= Records to process =
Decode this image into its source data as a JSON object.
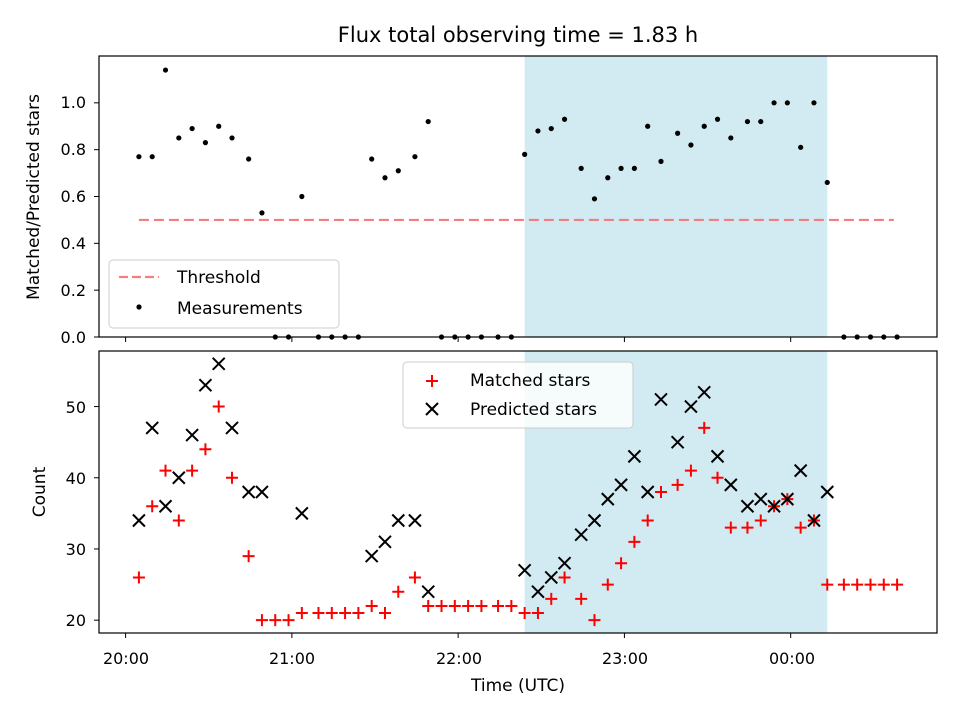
{
  "title": "Flux total observing time = 1.83 h",
  "xlabel": "Time (UTC)",
  "x_tick_labels": [
    "20:00",
    "21:00",
    "22:00",
    "23:00",
    "00:00"
  ],
  "top_panel": {
    "ylabel": "Matched/Predicted stars",
    "y_tick_labels": [
      "0.0",
      "0.2",
      "0.4",
      "0.6",
      "0.8",
      "1.0"
    ],
    "legend": [
      "Threshold",
      "Measurements"
    ]
  },
  "bottom_panel": {
    "ylabel": "Count",
    "y_tick_labels": [
      "20",
      "30",
      "40",
      "50"
    ],
    "legend": [
      "Matched stars",
      "Predicted stars"
    ]
  },
  "chart_data": [
    {
      "type": "scatter",
      "panel": "top",
      "x_unit": "hours since 20:00 UTC",
      "xlim": [
        -0.16,
        4.88
      ],
      "ylim": [
        0,
        1.2
      ],
      "y_ticks": [
        0,
        0.2,
        0.4,
        0.6,
        0.8,
        1.0
      ],
      "x_ticks": [
        0,
        1,
        2,
        3,
        4
      ],
      "shaded_span": {
        "x": [
          2.4,
          4.22
        ],
        "color": "#add8e6"
      },
      "threshold": {
        "name": "Threshold",
        "y": 0.5,
        "x": [
          0.08,
          4.62
        ],
        "color": "#f08080",
        "style": "dashed"
      },
      "series": [
        {
          "name": "Measurements",
          "color": "#000000",
          "x": [
            0.08,
            0.16,
            0.24,
            0.32,
            0.4,
            0.48,
            0.56,
            0.64,
            0.74,
            0.82,
            0.9,
            0.98,
            1.06,
            1.16,
            1.24,
            1.32,
            1.4,
            1.48,
            1.56,
            1.64,
            1.74,
            1.82,
            1.9,
            1.98,
            2.06,
            2.14,
            2.24,
            2.32,
            2.4,
            2.48,
            2.56,
            2.64,
            2.74,
            2.82,
            2.9,
            2.98,
            3.06,
            3.14,
            3.22,
            3.32,
            3.4,
            3.48,
            3.56,
            3.64,
            3.74,
            3.82,
            3.9,
            3.98,
            4.06,
            4.14,
            4.22,
            4.32,
            4.4,
            4.48,
            4.56,
            4.64
          ],
          "y": [
            0.77,
            0.77,
            1.14,
            0.85,
            0.89,
            0.83,
            0.9,
            0.85,
            0.76,
            0.53,
            0,
            0,
            0.6,
            0,
            0,
            0,
            0,
            0.76,
            0.68,
            0.71,
            0.77,
            0.92,
            0,
            0,
            0,
            0,
            0,
            0,
            0.78,
            0.88,
            0.89,
            0.93,
            0.72,
            0.59,
            0.68,
            0.72,
            0.72,
            0.9,
            0.75,
            0.87,
            0.82,
            0.9,
            0.93,
            0.85,
            0.92,
            0.92,
            1.0,
            1.0,
            0.81,
            1.0,
            0.66,
            0,
            0,
            0,
            0,
            0
          ]
        }
      ]
    },
    {
      "type": "scatter",
      "panel": "bottom",
      "x_unit": "hours since 20:00 UTC",
      "xlim": [
        -0.16,
        4.88
      ],
      "ylim": [
        18.2,
        57.8
      ],
      "y_ticks": [
        20,
        30,
        40,
        50
      ],
      "x_ticks": [
        0,
        1,
        2,
        3,
        4
      ],
      "shaded_span": {
        "x": [
          2.4,
          4.22
        ],
        "color": "#add8e6"
      },
      "series": [
        {
          "name": "Matched stars",
          "marker": "plus",
          "color": "#ff0000",
          "x": [
            0.08,
            0.16,
            0.24,
            0.32,
            0.4,
            0.48,
            0.56,
            0.64,
            0.74,
            0.82,
            0.9,
            0.98,
            1.06,
            1.16,
            1.24,
            1.32,
            1.4,
            1.48,
            1.56,
            1.64,
            1.74,
            1.82,
            1.9,
            1.98,
            2.06,
            2.14,
            2.24,
            2.32,
            2.4,
            2.48,
            2.56,
            2.64,
            2.74,
            2.82,
            2.9,
            2.98,
            3.06,
            3.14,
            3.22,
            3.32,
            3.4,
            3.48,
            3.56,
            3.64,
            3.74,
            3.82,
            3.9,
            3.98,
            4.06,
            4.14,
            4.22,
            4.32,
            4.4,
            4.48,
            4.56,
            4.64
          ],
          "y": [
            26,
            36,
            41,
            34,
            41,
            44,
            50,
            40,
            29,
            20,
            20,
            20,
            21,
            21,
            21,
            21,
            21,
            22,
            21,
            24,
            26,
            22,
            22,
            22,
            22,
            22,
            22,
            22,
            21,
            21,
            23,
            26,
            23,
            20,
            25,
            28,
            31,
            34,
            38,
            39,
            41,
            47,
            40,
            33,
            33,
            34,
            36,
            37,
            33,
            34,
            25,
            25,
            25,
            25,
            25,
            25
          ]
        },
        {
          "name": "Predicted stars",
          "marker": "x",
          "color": "#000000",
          "x": [
            0.08,
            0.16,
            0.24,
            0.32,
            0.4,
            0.48,
            0.56,
            0.64,
            0.74,
            0.82,
            1.06,
            1.48,
            1.56,
            1.64,
            1.74,
            1.82,
            2.4,
            2.48,
            2.56,
            2.64,
            2.74,
            2.82,
            2.9,
            2.98,
            3.06,
            3.14,
            3.22,
            3.32,
            3.4,
            3.48,
            3.56,
            3.64,
            3.74,
            3.82,
            3.9,
            3.98,
            4.06,
            4.14,
            4.22
          ],
          "y": [
            34,
            47,
            36,
            40,
            46,
            53,
            56,
            47,
            38,
            38,
            35,
            29,
            31,
            34,
            34,
            24,
            27,
            24,
            26,
            28,
            32,
            34,
            37,
            39,
            43,
            38,
            51,
            45,
            50,
            52,
            43,
            39,
            36,
            37,
            36,
            37,
            41,
            34,
            38
          ]
        }
      ]
    }
  ]
}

= Set problem =
Print the complete listing exactly, apart from any pictures.

= The reply =
Decode this image into its source data as a JSON object.
{
  "title": "Flux total observing time = 1.83 h",
  "xlabel": "Time (UTC)",
  "x_tick_labels": [
    "20:00",
    "21:00",
    "22:00",
    "23:00",
    "00:00"
  ],
  "top_panel": {
    "ylabel": "Matched/Predicted stars",
    "y_tick_labels": [
      "0.0",
      "0.2",
      "0.4",
      "0.6",
      "0.8",
      "1.0"
    ],
    "legend": [
      "Threshold",
      "Measurements"
    ]
  },
  "bottom_panel": {
    "ylabel": "Count",
    "y_tick_labels": [
      "20",
      "30",
      "40",
      "50"
    ],
    "legend": [
      "Matched stars",
      "Predicted stars"
    ]
  },
  "chart_data": [
    {
      "type": "scatter",
      "panel": "top",
      "x_unit": "hours since 20:00 UTC",
      "xlim": [
        -0.16,
        4.88
      ],
      "ylim": [
        0,
        1.2
      ],
      "y_ticks": [
        0,
        0.2,
        0.4,
        0.6,
        0.8,
        1.0
      ],
      "x_ticks": [
        0,
        1,
        2,
        3,
        4
      ],
      "shaded_span": {
        "x": [
          2.4,
          4.22
        ],
        "color": "#add8e6"
      },
      "threshold": {
        "name": "Threshold",
        "y": 0.5,
        "x": [
          0.08,
          4.62
        ],
        "color": "#f08080",
        "style": "dashed"
      },
      "series": [
        {
          "name": "Measurements",
          "color": "#000000",
          "x": [
            0.08,
            0.16,
            0.24,
            0.32,
            0.4,
            0.48,
            0.56,
            0.64,
            0.74,
            0.82,
            0.9,
            0.98,
            1.06,
            1.16,
            1.24,
            1.32,
            1.4,
            1.48,
            1.56,
            1.64,
            1.74,
            1.82,
            1.9,
            1.98,
            2.06,
            2.14,
            2.24,
            2.32,
            2.4,
            2.48,
            2.56,
            2.64,
            2.74,
            2.82,
            2.9,
            2.98,
            3.06,
            3.14,
            3.22,
            3.32,
            3.4,
            3.48,
            3.56,
            3.64,
            3.74,
            3.82,
            3.9,
            3.98,
            4.06,
            4.14,
            4.22,
            4.32,
            4.4,
            4.48,
            4.56,
            4.64
          ],
          "y": [
            0.77,
            0.77,
            1.14,
            0.85,
            0.89,
            0.83,
            0.9,
            0.85,
            0.76,
            0.53,
            0,
            0,
            0.6,
            0,
            0,
            0,
            0,
            0.76,
            0.68,
            0.71,
            0.77,
            0.92,
            0,
            0,
            0,
            0,
            0,
            0,
            0.78,
            0.88,
            0.89,
            0.93,
            0.72,
            0.59,
            0.68,
            0.72,
            0.72,
            0.9,
            0.75,
            0.87,
            0.82,
            0.9,
            0.93,
            0.85,
            0.92,
            0.92,
            1.0,
            1.0,
            0.81,
            1.0,
            0.66,
            0,
            0,
            0,
            0,
            0
          ]
        }
      ]
    },
    {
      "type": "scatter",
      "panel": "bottom",
      "x_unit": "hours since 20:00 UTC",
      "xlim": [
        -0.16,
        4.88
      ],
      "ylim": [
        18.2,
        57.8
      ],
      "y_ticks": [
        20,
        30,
        40,
        50
      ],
      "x_ticks": [
        0,
        1,
        2,
        3,
        4
      ],
      "shaded_span": {
        "x": [
          2.4,
          4.22
        ],
        "color": "#add8e6"
      },
      "series": [
        {
          "name": "Matched stars",
          "marker": "plus",
          "color": "#ff0000",
          "x": [
            0.08,
            0.16,
            0.24,
            0.32,
            0.4,
            0.48,
            0.56,
            0.64,
            0.74,
            0.82,
            0.9,
            0.98,
            1.06,
            1.16,
            1.24,
            1.32,
            1.4,
            1.48,
            1.56,
            1.64,
            1.74,
            1.82,
            1.9,
            1.98,
            2.06,
            2.14,
            2.24,
            2.32,
            2.4,
            2.48,
            2.56,
            2.64,
            2.74,
            2.82,
            2.9,
            2.98,
            3.06,
            3.14,
            3.22,
            3.32,
            3.4,
            3.48,
            3.56,
            3.64,
            3.74,
            3.82,
            3.9,
            3.98,
            4.06,
            4.14,
            4.22,
            4.32,
            4.4,
            4.48,
            4.56,
            4.64
          ],
          "y": [
            26,
            36,
            41,
            34,
            41,
            44,
            50,
            40,
            29,
            20,
            20,
            20,
            21,
            21,
            21,
            21,
            21,
            22,
            21,
            24,
            26,
            22,
            22,
            22,
            22,
            22,
            22,
            22,
            21,
            21,
            23,
            26,
            23,
            20,
            25,
            28,
            31,
            34,
            38,
            39,
            41,
            47,
            40,
            33,
            33,
            34,
            36,
            37,
            33,
            34,
            25,
            25,
            25,
            25,
            25,
            25
          ]
        },
        {
          "name": "Predicted stars",
          "marker": "x",
          "color": "#000000",
          "x": [
            0.08,
            0.16,
            0.24,
            0.32,
            0.4,
            0.48,
            0.56,
            0.64,
            0.74,
            0.82,
            1.06,
            1.48,
            1.56,
            1.64,
            1.74,
            1.82,
            2.4,
            2.48,
            2.56,
            2.64,
            2.74,
            2.82,
            2.9,
            2.98,
            3.06,
            3.14,
            3.22,
            3.32,
            3.4,
            3.48,
            3.56,
            3.64,
            3.74,
            3.82,
            3.9,
            3.98,
            4.06,
            4.14,
            4.22
          ],
          "y": [
            34,
            47,
            36,
            40,
            46,
            53,
            56,
            47,
            38,
            38,
            35,
            29,
            31,
            34,
            34,
            24,
            27,
            24,
            26,
            28,
            32,
            34,
            37,
            39,
            43,
            38,
            51,
            45,
            50,
            52,
            43,
            39,
            36,
            37,
            36,
            37,
            41,
            34,
            38
          ]
        }
      ]
    }
  ]
}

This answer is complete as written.